- **WRITTEN PROBLEM**
Output each entry verbatim and exclude every picture from it.

- **SOURCE RECORDS**
========================
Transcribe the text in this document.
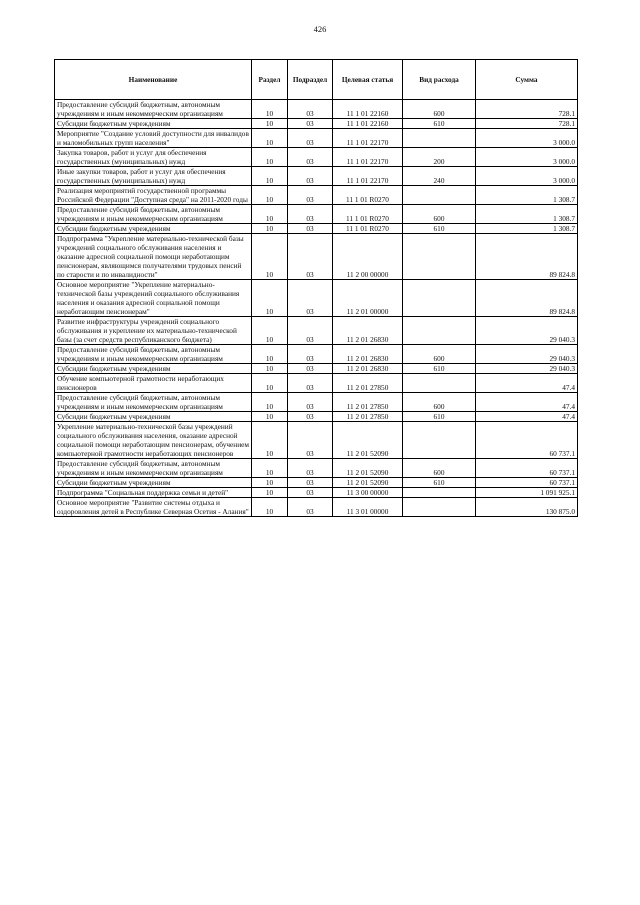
426
Наименование	Раздел	Подраздел	Целевая статья	Вид расхода	Сумма
Предоставление субсидий бюджетным, автономным учреждениям и иным некоммерческим организациям	10	03	11 1 01 22160	600	728.1
Субсидии бюджетным учреждениям	10	03	11 1 01 22160	610	728.1
Мероприятие "Создание условий доступности для инвалидов и маломобильных групп населения"	10	03	11 1 01 22170		3 000.0
Закупка товаров, работ и услуг для обеспечения государственных (муниципальных) нужд	10	03	11 1 01 22170	200	3 000.0
Иные закупки товаров, работ и услуг для обеспечения государственных (муниципальных) нужд	10	03	11 1 01 22170	240	3 000.0
Реализация мероприятий государственной программы Российской Федерации "Доступная среда" на 2011-2020 годы	10	03	11 1 01 R0270		1 308.7
Предоставление субсидий бюджетным, автономным учреждениям и иным некоммерческим организациям	10	03	11 1 01 R0270	600	1 308.7
Субсидии бюджетным учреждениям	10	03	11 1 01 R0270	610	1 308.7
Подпрограмма "Укрепление материально-технической базы учреждений социального обслуживания населения и оказание адресной социальной помощи неработающим пенсионерам, являющимся получателями трудовых пенсий по старости и по инвалидности"	10	03	11 2 00 00000		89 824.8
Основное мероприятие "Укрепление материально-технической базы учреждений социального обслуживания населения и оказания адресной социальной помощи неработающим пенсионерам"	10	03	11 2 01 00000		89 824.8
Развитие инфраструктуры учреждений социального обслуживания и укрепление их материально-технической базы (за счет средств республиканского бюджета)	10	03	11 2 01 26830		29 040.3
Предоставление субсидий бюджетным, автономным учреждениям и иным некоммерческим организациям	10	03	11 2 01 26830	600	29 040.3
Субсидии бюджетным учреждениям	10	03	11 2 01 26830	610	29 040.3
Обучение компьютерной грамотности неработающих пенсионеров	10	03	11 2 01 27850		47.4
Предоставление субсидий бюджетным, автономным учреждениям и иным некоммерческим организациям	10	03	11 2 01 27850	600	47.4
Субсидии бюджетным учреждениям	10	03	11 2 01 27850	610	47.4
Укрепление материально-технической базы учреждений социального обслуживания населения, оказание адресной социальной помощи неработающим пенсионерам, обучением компьютерной грамотности неработающих пенсионеров	10	03	11 2 01 52090		60 737.1
Предоставление субсидий бюджетным, автономным учреждениям и иным некоммерческим организациям	10	03	11 2 01 52090	600	60 737.1
Субсидии бюджетным учреждениям	10	03	11 2 01 52090	610	60 737.1
Подпрограмма "Социальная поддержка семьи и детей"	10	03	11 3 00 00000		1 091 925.1
Основное мероприятие "Развитие системы отдыха и оздоровления детей в Республике Северная Осетия - Алания"	10	03	11 3 01 00000		130 875.0
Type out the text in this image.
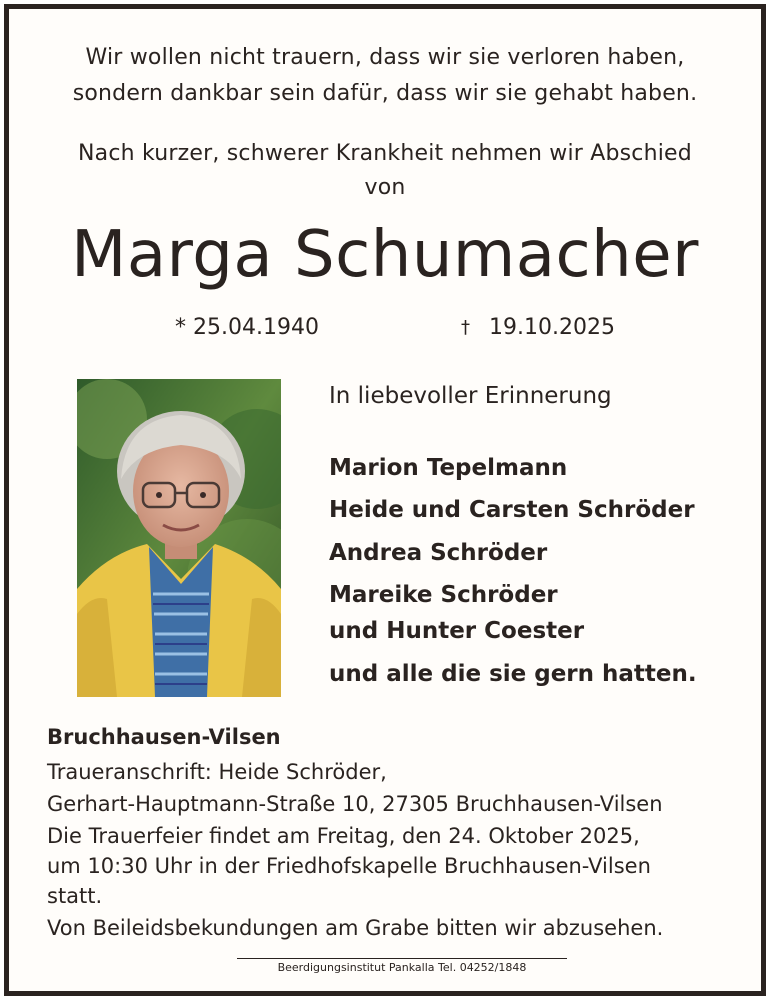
Wir wollen nicht trauern, dass wir sie verloren haben,
sondern dankbar sein dafür, dass wir sie gehabt haben.
Nach kurzer, schwerer Krankheit nehmen wir Abschied
von
Marga Schumacher
* 25.04.1940	† 19.10.2025
In liebevoller Erinnerung
Marion Tepelmann
Heide und Carsten Schröder
Andrea Schröder
Mareike Schröder
und Hunter Coester
und alle die sie gern hatten.
Bruchhausen-Vilsen
Traueranschrift: Heide Schröder,
Gerhart-Hauptmann-Straße 10, 27305 Bruchhausen-Vilsen
Die Trauerfeier findet am Freitag, den 24. Oktober 2025,
um 10:30 Uhr in der Friedhofskapelle Bruchhausen-Vilsen
statt.
Von Beileidsbekundungen am Grabe bitten wir abzusehen.
Beerdigungsinstitut Pankalla Tel. 04252/1848
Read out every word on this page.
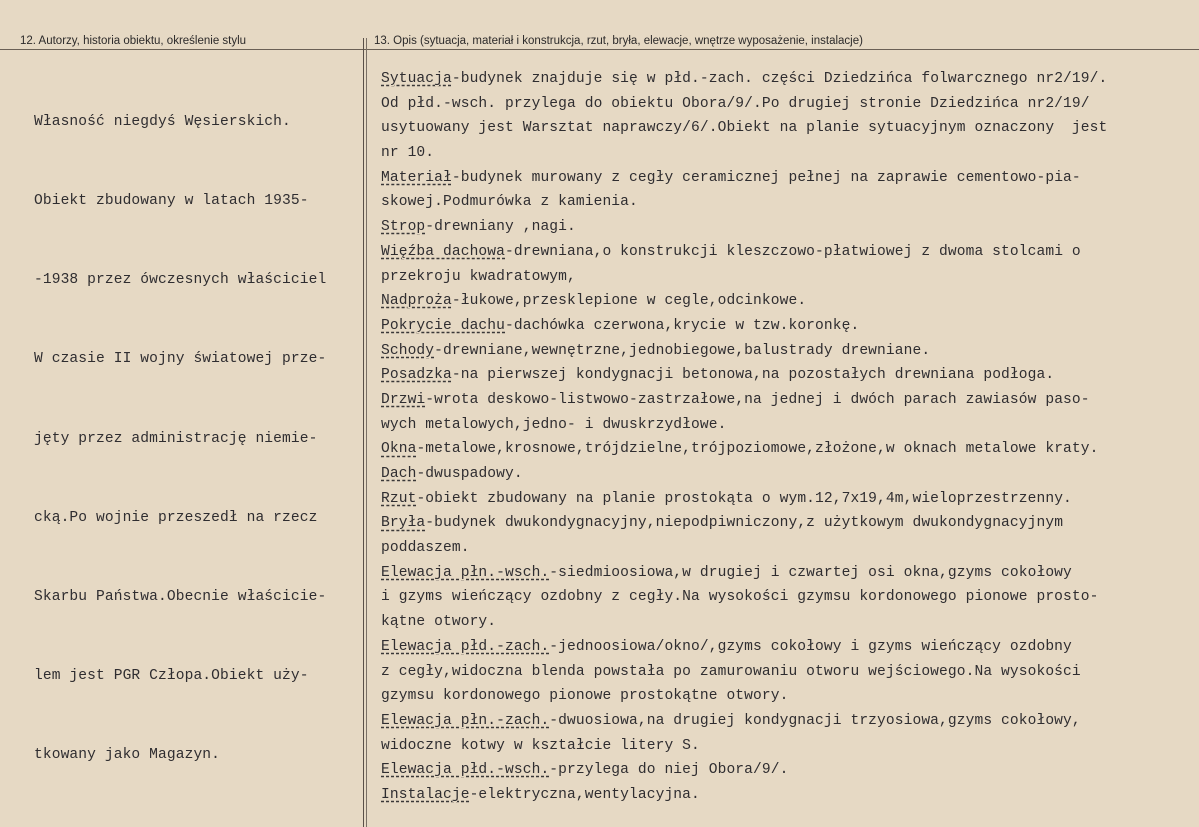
12. Autorzy, historia obiektu, określenie stylu	13. Opis (sytuacja, materiał i konstrukcja, rzut, bryła, elewacje, wnętrze wyposażenie, instalacje)

Własność niegdyś Węsierskich.

Obiekt zbudowany w latach 1935-

-1938 przez ówczesnych właściciel

W czasie II wojny światowej prze-

jęty przez administrację niemie-

cką.Po wojnie przeszedł na rzecz

Skarbu Państwa.Obecnie właściciе-

lem jest PGR Człopa.Obiekt uży-

tkowany jako Magazyn.

Sytuacja-budynek znajduje się w płd.-zach. części Dziedzińca folwarcznego nr2/19/.
Od płd.-wsch. przylega do obiektu Obora/9/.Po drugiej stronie Dziedzińca nr2/19/
usytuowany jest Warsztat naprawczy/6/.Obiekt na planie sytuacyjnym oznaczony  jest
nr 10.
Materiał-budynek murowany z cegły ceramicznej pełnej na zaprawie cementowo-pia-
skowej.Podmurówka z kamienia.
Strop-drewniany ,nagi.
Więźba dachowa-drewniana,o konstrukcji kleszczowo-płatwiowej z dwoma stolcami o
przekroju kwadratowym,
Nadproża-łukowe,przesklepione w cegle,odcinkowe.
Pokrycie dachu-dachówka czerwona,krycie w tzw.koronkę.
Schody-drewniane,wewnętrzne,jednobiegowe,balustrady drewniane.
Posadzka-na pierwszej kondygnacji betonowa,na pozostałych drewniana podłoga.
Drzwi-wrota deskowo-listwowo-zastrzałowe,na jednej i dwóch parach zawiasów paso-
wych metalowych,jedno- i dwuskrzydłowe.
Okna-metalowe,krosnowe,trójdzielne,trójpoziomowe,złożone,w oknach metalowe kraty.
Dach-dwuspadowy.
Rzut-obiekt zbudowany na planie prostokąta o wym.12,7x19,4m,wieloprzestrzenny.
Bryła-budynek dwukondygnacyjny,niepodpiwniczony,z użytkowym dwukondygnacyjnym
poddaszem.
Elewacja płn.-wsch.-siedmioosiowa,w drugiej i czwartej osi okna,gzyms cokołowy
i gzyms wieńczący ozdobny z cegły.Na wysokości gzymsu kordonowego pionowe prosto-
kątne otwory.
Elewacja płd.-zach.-jednoosiowa/okno/,gzyms cokołowy i gzyms wieńczący ozdobny
z cegły,widoczna blenda powstała po zamurowaniu otworu wejściowego.Na wysokości
gzymsu kordonowego pionowe prostokątne otwory.
Elewacja płn.-zach.-dwuosiowa,na drugiej kondygnacji trzyosiowa,gzyms cokołowy,
widoczne kotwy w kształcie litery S.
Elewacja płd.-wsch.-przylega do niej Obora/9/.
Instalacje-elektryczna,wentylacyjna.
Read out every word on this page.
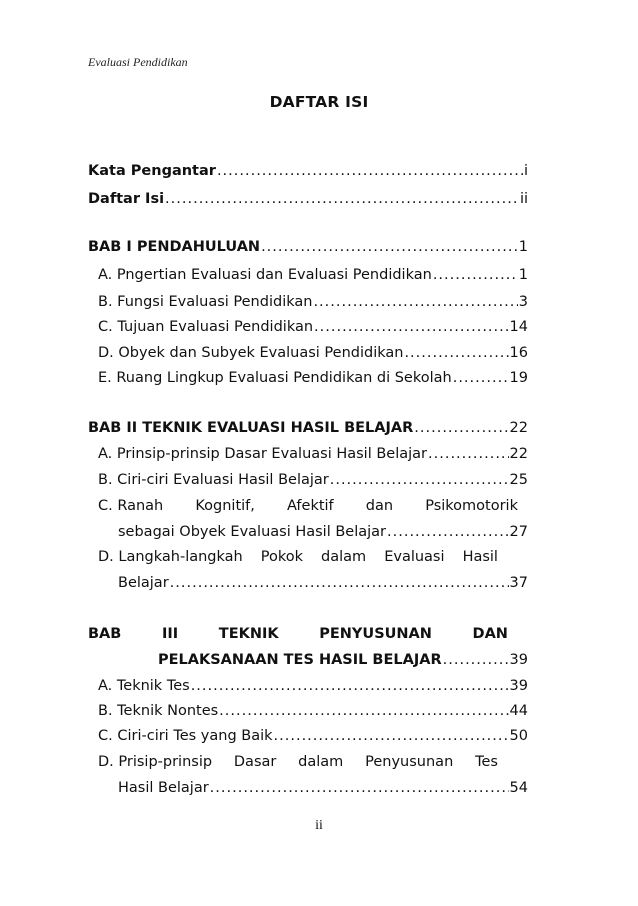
Evaluasi Pendidikan
DAFTAR ISI
Kata Pengantar .....	i
Daftar Isi .....	ii
BAB I PENDAHULUAN .....	1
A. Pngertian Evaluasi dan Evaluasi Pendidikan .....	1
B. Fungsi Evaluasi Pendidikan .....	3
C. Tujuan Evaluasi Pendidikan .....	14
D. Obyek dan Subyek Evaluasi Pendidikan .....	16
E. Ruang Lingkup Evaluasi Pendidikan di Sekolah .....	19
BAB II TEKNIK EVALUASI HASIL BELAJAR .....	22
A. Prinsip-prinsip Dasar Evaluasi Hasil Belajar .....	22
B. Ciri-ciri Evaluasi Hasil Belajar .....	25
C. Ranah Kognitif, Afektif dan Psikomotorik
sebagai Obyek Evaluasi Hasil Belajar .....	27
D. Langkah-langkah Pokok dalam Evaluasi Hasil
Belajar .....	37
BAB	III	TEKNIK	PENYUSUNAN	DAN
PELAKSANAAN TES HASIL BELAJAR .....	39
A. Teknik Tes .....	39
B. Teknik Nontes .....	44
C. Ciri-ciri Tes yang Baik .....	50
D. Prisip-prinsip Dasar dalam Penyusunan Tes
Hasil Belajar .....	54
ii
========================
- **OUTPUT OF THE TASK**
Transcribe the text in this document.
426
Наименование	Раздел	Подраздел	Целевая статья	Вид расхода	Сумма
Предоставление субсидий бюджетным, автономным учреждениям и иным некоммерческим организациям	10	03	11 1 01 22160	600	728.1
Субсидии бюджетным учреждениям	10	03	11 1 01 22160	610	728.1
Мероприятие "Создание условий доступности для инвалидов и маломобильных групп населения"	10	03	11 1 01 22170		3 000.0
Закупка товаров, работ и услуг для обеспечения государственных (муниципальных) нужд	10	03	11 1 01 22170	200	3 000.0
Иные закупки товаров, работ и услуг для обеспечения государственных (муниципальных) нужд	10	03	11 1 01 22170	240	3 000.0
Реализация мероприятий государственной программы Российской Федерации "Доступная среда" на 2011-2020 годы	10	03	11 1 01 R0270		1 308.7
Предоставление субсидий бюджетным, автономным учреждениям и иным некоммерческим организациям	10	03	11 1 01 R0270	600	1 308.7
Субсидии бюджетным учреждениям	10	03	11 1 01 R0270	610	1 308.7
Подпрограмма "Укрепление материально-технической базы учреждений социального обслуживания населения и оказание адресной социальной помощи неработающим пенсионерам, являющимся получателями трудовых пенсий по старости и по инвалидности"	10	03	11 2 00 00000		89 824.8
Основное мероприятие "Укрепление материально-технической базы учреждений социального обслуживания населения и оказания адресной социальной помощи неработающим пенсионерам"	10	03	11 2 01 00000		89 824.8
Развитие инфраструктуры учреждений социального обслуживания и укрепление их материально-технической базы (за счет средств республиканского бюджета)	10	03	11 2 01 26830		29 040.3
Предоставление субсидий бюджетным, автономным учреждениям и иным некоммерческим организациям	10	03	11 2 01 26830	600	29 040.3
Субсидии бюджетным учреждениям	10	03	11 2 01 26830	610	29 040.3
Обучение компьютерной грамотности неработающих пенсионеров	10	03	11 2 01 27850		47.4
Предоставление субсидий бюджетным, автономным учреждениям и иным некоммерческим организациям	10	03	11 2 01 27850	600	47.4
Субсидии бюджетным учреждениям	10	03	11 2 01 27850	610	47.4
Укрепление материально-технической базы учреждений социального обслуживания населения, оказание адресной социальной помощи неработающим пенсионерам, обучением компьютерной грамотности неработающих пенсионеров	10	03	11 2 01 52090		60 737.1
Предоставление субсидий бюджетным, автономным учреждениям и иным некоммерческим организациям	10	03	11 2 01 52090	600	60 737.1
Субсидии бюджетным учреждениям	10	03	11 2 01 52090	610	60 737.1
Подпрограмма "Социальная поддержка семьи и детей"	10	03	11 3 00 00000		1 091 925.1
Основное мероприятие "Развитие системы отдыха и оздоровления детей в Республике Северная Осетия - Алания"	10	03	11 3 01 00000		130 875.0
Type out the text in this image.
Wir wollen nicht trauern, dass wir sie verloren haben,
sondern dankbar sein dafür, dass wir sie gehabt haben.
Nach kurzer, schwerer Krankheit nehmen wir Abschied
von
Marga Schumacher
* 25.04.1940	† 19.10.2025
In liebevoller Erinnerung
Marion Tepelmann
Heide und Carsten Schröder
Andrea Schröder
Mareike Schröder
und Hunter Coester
und alle die sie gern hatten.
Bruchhausen-Vilsen
Traueranschrift: Heide Schröder,
Gerhart-Hauptmann-Straße 10, 27305 Bruchhausen-Vilsen
Die Trauerfeier findet am Freitag, den 24. Oktober 2025,
um 10:30 Uhr in der Friedhofskapelle Bruchhausen-Vilsen
statt.
Von Beileidsbekundungen am Grabe bitten wir abzusehen.
Beerdigungsinstitut Pankalla Tel. 04252/1848
Read out every word on this page.
12. Autorzy, historia obiektu, określenie stylu	13. Opis (sytuacja, materiał i konstrukcja, rzut, bryła, elewacje, wnętrze wyposażenie, instalacje)

Własność niegdyś Węsierskich.

Obiekt zbudowany w latach 1935-

-1938 przez ówczesnych właściciel

W czasie II wojny światowej prze-

jęty przez administrację niemie-

cką.Po wojnie przeszedł na rzecz

Skarbu Państwa.Obecnie właściciе-

lem jest PGR Człopa.Obiekt uży-

tkowany jako Magazyn.

Sytuacja-budynek znajduje się w płd.-zach. części Dziedzińca folwarcznego nr2/19/.
Od płd.-wsch. przylega do obiektu Obora/9/.Po drugiej stronie Dziedzińca nr2/19/
usytuowany jest Warsztat naprawczy/6/.Obiekt na planie sytuacyjnym oznaczony  jest
nr 10.
Materiał-budynek murowany z cegły ceramicznej pełnej na zaprawie cementowo-pia-
skowej.Podmurówka z kamienia.
Strop-drewniany ,nagi.
Więźba dachowa-drewniana,o konstrukcji kleszczowo-płatwiowej z dwoma stolcami o
przekroju kwadratowym,
Nadproża-łukowe,przesklepione w cegle,odcinkowe.
Pokrycie dachu-dachówka czerwona,krycie w tzw.koronkę.
Schody-drewniane,wewnętrzne,jednobiegowe,balustrady drewniane.
Posadzka-na pierwszej kondygnacji betonowa,na pozostałych drewniana podłoga.
Drzwi-wrota deskowo-listwowo-zastrzałowe,na jednej i dwóch parach zawiasów paso-
wych metalowych,jedno- i dwuskrzydłowe.
Okna-metalowe,krosnowe,trójdzielne,trójpoziomowe,złożone,w oknach metalowe kraty.
Dach-dwuspadowy.
Rzut-obiekt zbudowany na planie prostokąta o wym.12,7x19,4m,wieloprzestrzenny.
Bryła-budynek dwukondygnacyjny,niepodpiwniczony,z użytkowym dwukondygnacyjnym
poddaszem.
Elewacja płn.-wsch.-siedmioosiowa,w drugiej i czwartej osi okna,gzyms cokołowy
i gzyms wieńczący ozdobny z cegły.Na wysokości gzymsu kordonowego pionowe prosto-
kątne otwory.
Elewacja płd.-zach.-jednoosiowa/okno/,gzyms cokołowy i gzyms wieńczący ozdobny
z cegły,widoczna blenda powstała po zamurowaniu otworu wejściowego.Na wysokości
gzymsu kordonowego pionowe prostokątne otwory.
Elewacja płn.-zach.-dwuosiowa,na drugiej kondygnacji trzyosiowa,gzyms cokołowy,
widoczne kotwy w kształcie litery S.
Elewacja płd.-wsch.-przylega do niej Obora/9/.
Instalacje-elektryczna,wentylacyjna.
Read out every word on this page.
Evaluasi Pendidikan
DAFTAR ISI
Kata Pengantar .....	i
Daftar Isi .....	ii
BAB I PENDAHULUAN .....	1
A. Pngertian Evaluasi dan Evaluasi Pendidikan .....	1
B. Fungsi Evaluasi Pendidikan .....	3
C. Tujuan Evaluasi Pendidikan .....	14
D. Obyek dan Subyek Evaluasi Pendidikan .....	16
E. Ruang Lingkup Evaluasi Pendidikan di Sekolah .....	19
BAB II TEKNIK EVALUASI HASIL BELAJAR .....	22
A. Prinsip-prinsip Dasar Evaluasi Hasil Belajar .....	22
B. Ciri-ciri Evaluasi Hasil Belajar .....	25
C. Ranah Kognitif, Afektif dan Psikomotorik
sebagai Obyek Evaluasi Hasil Belajar .....	27
D. Langkah-langkah Pokok dalam Evaluasi Hasil
Belajar .....	37
BAB	III	TEKNIK	PENYUSUNAN	DAN
PELAKSANAAN TES HASIL BELAJAR .....	39
A. Teknik Tes .....	39
B. Teknik Nontes .....	44
C. Ciri-ciri Tes yang Baik .....	50
D. Prisip-prinsip Dasar dalam Penyusunan Tes
Hasil Belajar .....	54
ii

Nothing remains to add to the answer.